> **STATED GOAL**
Copy only this range: the line with "Convert this screenshot" through the final line of the material, inclusive at both ends.

(Data items)

· · ·

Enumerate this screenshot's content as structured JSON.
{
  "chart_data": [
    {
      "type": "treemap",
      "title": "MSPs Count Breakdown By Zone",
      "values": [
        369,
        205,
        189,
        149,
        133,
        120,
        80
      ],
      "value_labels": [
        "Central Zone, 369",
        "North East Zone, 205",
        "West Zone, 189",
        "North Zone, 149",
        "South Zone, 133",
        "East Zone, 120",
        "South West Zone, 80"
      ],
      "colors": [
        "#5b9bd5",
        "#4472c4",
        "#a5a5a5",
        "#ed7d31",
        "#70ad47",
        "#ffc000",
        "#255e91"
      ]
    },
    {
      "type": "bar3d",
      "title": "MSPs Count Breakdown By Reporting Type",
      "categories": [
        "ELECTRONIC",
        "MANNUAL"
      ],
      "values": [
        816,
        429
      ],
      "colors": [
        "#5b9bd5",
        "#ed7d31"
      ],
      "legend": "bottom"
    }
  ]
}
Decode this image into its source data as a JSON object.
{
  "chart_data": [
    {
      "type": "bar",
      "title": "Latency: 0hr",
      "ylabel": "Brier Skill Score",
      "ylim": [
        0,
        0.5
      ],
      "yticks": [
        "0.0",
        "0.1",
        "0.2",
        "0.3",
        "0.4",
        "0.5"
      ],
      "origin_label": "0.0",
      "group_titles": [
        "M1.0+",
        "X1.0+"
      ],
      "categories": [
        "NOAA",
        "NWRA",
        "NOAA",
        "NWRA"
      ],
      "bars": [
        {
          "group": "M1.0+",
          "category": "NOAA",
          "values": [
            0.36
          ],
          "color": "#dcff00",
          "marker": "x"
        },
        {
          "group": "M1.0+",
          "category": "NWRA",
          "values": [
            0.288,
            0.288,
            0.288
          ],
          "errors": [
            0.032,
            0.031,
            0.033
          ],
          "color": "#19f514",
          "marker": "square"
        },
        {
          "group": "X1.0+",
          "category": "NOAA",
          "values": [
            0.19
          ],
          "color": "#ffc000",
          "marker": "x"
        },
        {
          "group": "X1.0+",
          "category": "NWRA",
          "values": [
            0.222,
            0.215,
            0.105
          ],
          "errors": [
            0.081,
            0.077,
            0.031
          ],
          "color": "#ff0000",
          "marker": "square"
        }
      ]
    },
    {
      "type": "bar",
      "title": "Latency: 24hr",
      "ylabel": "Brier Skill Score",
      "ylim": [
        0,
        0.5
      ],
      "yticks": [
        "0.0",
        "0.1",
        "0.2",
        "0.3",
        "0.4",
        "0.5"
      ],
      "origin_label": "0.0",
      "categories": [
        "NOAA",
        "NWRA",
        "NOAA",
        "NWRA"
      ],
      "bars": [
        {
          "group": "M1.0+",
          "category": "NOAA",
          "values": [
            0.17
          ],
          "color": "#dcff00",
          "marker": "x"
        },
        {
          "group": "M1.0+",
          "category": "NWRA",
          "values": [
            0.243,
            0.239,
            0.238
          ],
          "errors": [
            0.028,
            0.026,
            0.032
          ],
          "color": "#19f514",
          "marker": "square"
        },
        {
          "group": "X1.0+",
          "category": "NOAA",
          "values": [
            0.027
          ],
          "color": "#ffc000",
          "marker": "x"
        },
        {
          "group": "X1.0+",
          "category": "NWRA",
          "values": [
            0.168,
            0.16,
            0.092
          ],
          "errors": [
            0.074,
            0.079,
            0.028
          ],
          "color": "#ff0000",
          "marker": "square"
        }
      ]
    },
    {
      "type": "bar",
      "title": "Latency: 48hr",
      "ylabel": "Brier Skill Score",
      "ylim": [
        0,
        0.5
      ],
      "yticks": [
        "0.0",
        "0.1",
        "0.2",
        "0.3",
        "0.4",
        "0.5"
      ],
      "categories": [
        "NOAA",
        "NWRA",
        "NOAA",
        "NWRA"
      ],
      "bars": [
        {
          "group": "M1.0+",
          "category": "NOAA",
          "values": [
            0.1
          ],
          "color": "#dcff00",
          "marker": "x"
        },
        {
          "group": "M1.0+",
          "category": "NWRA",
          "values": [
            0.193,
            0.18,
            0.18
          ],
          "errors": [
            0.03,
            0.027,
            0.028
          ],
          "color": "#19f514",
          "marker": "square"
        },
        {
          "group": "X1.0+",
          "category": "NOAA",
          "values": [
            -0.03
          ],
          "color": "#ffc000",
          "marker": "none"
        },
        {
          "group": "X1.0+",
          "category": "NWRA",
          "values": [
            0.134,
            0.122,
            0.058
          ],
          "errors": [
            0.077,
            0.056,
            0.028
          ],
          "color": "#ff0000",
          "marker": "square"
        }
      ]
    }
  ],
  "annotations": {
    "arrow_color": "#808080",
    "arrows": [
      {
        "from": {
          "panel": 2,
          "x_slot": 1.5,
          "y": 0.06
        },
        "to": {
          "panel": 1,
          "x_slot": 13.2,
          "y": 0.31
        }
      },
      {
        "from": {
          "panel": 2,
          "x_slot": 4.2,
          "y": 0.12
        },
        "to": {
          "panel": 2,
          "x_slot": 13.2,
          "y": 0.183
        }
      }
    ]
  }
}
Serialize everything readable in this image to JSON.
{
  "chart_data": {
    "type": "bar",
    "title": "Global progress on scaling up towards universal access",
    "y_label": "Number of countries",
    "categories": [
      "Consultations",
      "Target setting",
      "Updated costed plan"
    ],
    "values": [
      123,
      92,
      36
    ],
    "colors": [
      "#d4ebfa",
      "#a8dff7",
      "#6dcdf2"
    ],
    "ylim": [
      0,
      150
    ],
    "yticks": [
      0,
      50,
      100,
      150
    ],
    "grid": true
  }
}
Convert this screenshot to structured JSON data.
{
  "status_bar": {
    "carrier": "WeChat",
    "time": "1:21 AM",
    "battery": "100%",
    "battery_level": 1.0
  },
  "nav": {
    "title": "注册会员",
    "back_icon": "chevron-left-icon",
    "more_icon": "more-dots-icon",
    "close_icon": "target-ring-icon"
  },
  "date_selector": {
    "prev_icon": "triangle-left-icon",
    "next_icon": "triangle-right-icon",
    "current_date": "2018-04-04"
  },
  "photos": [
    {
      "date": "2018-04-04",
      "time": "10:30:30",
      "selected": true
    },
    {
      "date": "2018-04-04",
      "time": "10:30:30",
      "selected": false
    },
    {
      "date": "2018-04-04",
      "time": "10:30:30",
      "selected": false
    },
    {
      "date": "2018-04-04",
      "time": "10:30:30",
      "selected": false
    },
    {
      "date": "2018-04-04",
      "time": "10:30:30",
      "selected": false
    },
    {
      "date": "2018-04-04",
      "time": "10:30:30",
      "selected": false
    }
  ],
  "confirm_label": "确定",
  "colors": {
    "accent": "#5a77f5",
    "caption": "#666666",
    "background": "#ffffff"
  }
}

· · ·

> **EXERCISE RESPONSE**
Convert this screenshot to structured JSON data.
{
  "status_bar": {
    "carrier": "WeChat",
    "time": "1:21 AM",
    "battery": "100%",
    "battery_level": 1.0
  },
  "nav": {
    "title": "注册会员",
    "back_icon": "chevron-left-icon",
    "more_icon": "more-dots-icon",
    "close_icon": "target-ring-icon"
  },
  "date_selector": {
    "prev_icon": "triangle-left-icon",
    "next_icon": "triangle-right-icon",
    "current_date": "2018-04-04"
  },
  "photos": [
    {
      "date": "2018-04-04",
      "time": "10:30:30",
      "selected": true
    },
    {
      "date": "2018-04-04",
      "time": "10:30:30",
      "selected": false
    },
    {
      "date": "2018-04-04",
      "time": "10:30:30",
      "selected": false
    },
    {
      "date": "2018-04-04",
      "time": "10:30:30",
      "selected": false
    },
    {
      "date": "2018-04-04",
      "time": "10:30:30",
      "selected": false
    },
    {
      "date": "2018-04-04",
      "time": "10:30:30",
      "selected": false
    }
  ],
  "confirm_label": "确定",
  "colors": {
    "accent": "#5a77f5",
    "caption": "#666666",
    "background": "#ffffff"
  }
}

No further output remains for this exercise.